What to work on :: The answer must be every line from the entries below that contains "role".

Extracted entries ::
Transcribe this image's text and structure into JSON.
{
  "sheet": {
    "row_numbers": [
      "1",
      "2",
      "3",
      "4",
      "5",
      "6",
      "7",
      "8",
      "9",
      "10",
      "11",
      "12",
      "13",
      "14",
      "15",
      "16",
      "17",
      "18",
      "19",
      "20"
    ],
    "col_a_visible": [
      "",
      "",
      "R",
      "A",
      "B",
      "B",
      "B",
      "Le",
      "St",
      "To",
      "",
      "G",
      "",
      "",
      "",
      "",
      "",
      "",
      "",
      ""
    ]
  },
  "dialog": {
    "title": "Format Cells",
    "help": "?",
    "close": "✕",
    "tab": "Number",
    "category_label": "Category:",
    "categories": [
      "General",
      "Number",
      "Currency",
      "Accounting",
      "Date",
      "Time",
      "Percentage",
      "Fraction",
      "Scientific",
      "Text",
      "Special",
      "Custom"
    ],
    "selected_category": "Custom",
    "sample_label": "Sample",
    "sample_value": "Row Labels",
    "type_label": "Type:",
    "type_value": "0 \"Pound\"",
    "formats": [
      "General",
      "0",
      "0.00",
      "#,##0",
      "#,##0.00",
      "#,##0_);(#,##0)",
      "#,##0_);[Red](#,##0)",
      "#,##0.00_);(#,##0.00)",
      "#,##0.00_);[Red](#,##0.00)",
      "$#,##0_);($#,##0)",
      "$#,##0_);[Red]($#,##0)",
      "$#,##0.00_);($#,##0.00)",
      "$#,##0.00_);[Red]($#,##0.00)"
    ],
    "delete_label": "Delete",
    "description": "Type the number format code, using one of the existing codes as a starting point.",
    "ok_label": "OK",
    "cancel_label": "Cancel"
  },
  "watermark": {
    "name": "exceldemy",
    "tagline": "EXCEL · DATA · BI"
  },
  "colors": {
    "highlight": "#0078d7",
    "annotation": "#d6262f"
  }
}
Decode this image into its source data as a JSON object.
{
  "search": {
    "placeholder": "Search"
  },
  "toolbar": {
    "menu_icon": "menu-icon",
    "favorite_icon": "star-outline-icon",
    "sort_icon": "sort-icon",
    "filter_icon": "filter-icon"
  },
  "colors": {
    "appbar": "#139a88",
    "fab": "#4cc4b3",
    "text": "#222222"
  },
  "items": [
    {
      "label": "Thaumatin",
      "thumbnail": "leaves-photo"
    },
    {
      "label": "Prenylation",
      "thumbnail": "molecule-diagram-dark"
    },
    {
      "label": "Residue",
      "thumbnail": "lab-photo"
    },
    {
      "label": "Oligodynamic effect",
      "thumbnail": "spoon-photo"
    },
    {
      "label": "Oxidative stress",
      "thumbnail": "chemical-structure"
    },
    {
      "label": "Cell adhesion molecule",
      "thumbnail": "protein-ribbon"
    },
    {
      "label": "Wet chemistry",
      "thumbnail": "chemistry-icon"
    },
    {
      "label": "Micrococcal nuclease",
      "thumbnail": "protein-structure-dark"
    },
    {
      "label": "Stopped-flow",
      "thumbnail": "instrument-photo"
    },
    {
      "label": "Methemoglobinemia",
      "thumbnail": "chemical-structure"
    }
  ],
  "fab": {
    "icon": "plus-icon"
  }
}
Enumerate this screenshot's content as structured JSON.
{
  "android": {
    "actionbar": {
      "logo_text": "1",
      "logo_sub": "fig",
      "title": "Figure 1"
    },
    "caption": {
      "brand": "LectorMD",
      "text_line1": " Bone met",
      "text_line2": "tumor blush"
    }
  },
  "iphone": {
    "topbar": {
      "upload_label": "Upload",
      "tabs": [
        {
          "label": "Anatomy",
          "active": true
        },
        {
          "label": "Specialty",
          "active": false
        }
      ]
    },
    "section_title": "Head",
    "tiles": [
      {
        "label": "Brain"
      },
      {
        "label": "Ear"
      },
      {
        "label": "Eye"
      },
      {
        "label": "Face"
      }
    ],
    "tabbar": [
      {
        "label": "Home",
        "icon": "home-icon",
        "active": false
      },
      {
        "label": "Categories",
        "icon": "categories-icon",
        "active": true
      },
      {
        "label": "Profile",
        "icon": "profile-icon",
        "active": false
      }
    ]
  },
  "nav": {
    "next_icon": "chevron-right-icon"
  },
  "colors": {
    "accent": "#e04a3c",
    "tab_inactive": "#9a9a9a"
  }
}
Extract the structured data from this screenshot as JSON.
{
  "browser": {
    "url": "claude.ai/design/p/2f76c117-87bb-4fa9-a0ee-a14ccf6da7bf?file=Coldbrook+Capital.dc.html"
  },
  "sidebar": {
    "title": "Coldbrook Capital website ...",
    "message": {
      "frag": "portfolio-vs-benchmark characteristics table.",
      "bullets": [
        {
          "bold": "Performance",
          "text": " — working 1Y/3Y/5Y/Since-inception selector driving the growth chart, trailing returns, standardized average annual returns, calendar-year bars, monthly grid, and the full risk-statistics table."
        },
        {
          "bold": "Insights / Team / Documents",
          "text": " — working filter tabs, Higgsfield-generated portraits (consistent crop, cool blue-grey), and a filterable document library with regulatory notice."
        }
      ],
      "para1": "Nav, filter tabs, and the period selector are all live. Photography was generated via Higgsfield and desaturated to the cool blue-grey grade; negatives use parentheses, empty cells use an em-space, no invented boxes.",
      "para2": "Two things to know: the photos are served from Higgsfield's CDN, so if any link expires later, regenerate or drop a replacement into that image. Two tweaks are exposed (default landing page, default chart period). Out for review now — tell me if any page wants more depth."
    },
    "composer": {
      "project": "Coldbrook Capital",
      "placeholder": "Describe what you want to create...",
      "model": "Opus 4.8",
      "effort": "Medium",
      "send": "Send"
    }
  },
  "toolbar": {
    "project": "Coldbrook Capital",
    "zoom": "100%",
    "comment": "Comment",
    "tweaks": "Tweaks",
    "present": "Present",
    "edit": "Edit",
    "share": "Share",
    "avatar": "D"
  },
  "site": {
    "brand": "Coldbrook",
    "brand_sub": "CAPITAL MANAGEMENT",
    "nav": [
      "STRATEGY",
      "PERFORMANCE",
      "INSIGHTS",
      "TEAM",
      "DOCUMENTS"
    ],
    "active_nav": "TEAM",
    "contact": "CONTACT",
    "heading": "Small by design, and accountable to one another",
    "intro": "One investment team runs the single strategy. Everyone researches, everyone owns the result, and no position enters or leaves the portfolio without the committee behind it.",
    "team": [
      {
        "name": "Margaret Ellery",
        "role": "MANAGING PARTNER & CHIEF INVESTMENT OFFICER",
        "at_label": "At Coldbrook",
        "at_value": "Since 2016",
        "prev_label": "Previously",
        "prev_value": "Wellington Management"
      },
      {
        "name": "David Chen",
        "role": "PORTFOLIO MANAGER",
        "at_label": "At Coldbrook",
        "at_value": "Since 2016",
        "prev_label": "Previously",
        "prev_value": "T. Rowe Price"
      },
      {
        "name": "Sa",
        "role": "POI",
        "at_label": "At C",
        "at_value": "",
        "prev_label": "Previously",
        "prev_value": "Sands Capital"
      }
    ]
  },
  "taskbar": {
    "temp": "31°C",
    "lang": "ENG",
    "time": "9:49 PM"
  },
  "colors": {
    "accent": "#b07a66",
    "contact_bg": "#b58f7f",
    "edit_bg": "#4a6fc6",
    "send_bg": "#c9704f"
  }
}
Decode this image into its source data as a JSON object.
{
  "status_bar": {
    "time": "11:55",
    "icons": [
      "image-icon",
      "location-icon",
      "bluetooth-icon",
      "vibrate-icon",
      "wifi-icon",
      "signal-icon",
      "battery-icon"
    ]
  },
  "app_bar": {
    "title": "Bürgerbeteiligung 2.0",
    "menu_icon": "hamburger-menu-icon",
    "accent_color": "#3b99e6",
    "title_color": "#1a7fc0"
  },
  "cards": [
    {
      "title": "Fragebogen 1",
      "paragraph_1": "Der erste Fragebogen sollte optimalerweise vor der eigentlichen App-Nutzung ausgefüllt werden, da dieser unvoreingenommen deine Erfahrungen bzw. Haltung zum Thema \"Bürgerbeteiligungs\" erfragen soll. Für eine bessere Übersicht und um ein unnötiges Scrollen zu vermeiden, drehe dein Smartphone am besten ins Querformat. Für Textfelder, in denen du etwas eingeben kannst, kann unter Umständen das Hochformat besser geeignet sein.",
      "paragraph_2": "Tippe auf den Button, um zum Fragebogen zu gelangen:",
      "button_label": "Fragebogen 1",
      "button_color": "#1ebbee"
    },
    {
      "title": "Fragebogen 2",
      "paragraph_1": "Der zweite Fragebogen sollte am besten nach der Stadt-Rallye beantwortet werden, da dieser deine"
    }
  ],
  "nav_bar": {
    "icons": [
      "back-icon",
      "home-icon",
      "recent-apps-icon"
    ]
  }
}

Exercise output ::
        "role": "MANAGING PARTNER & CHIEF INVESTMENT OFFICER",
        "role": "PORTFOLIO MANAGER",
        "role": "POI",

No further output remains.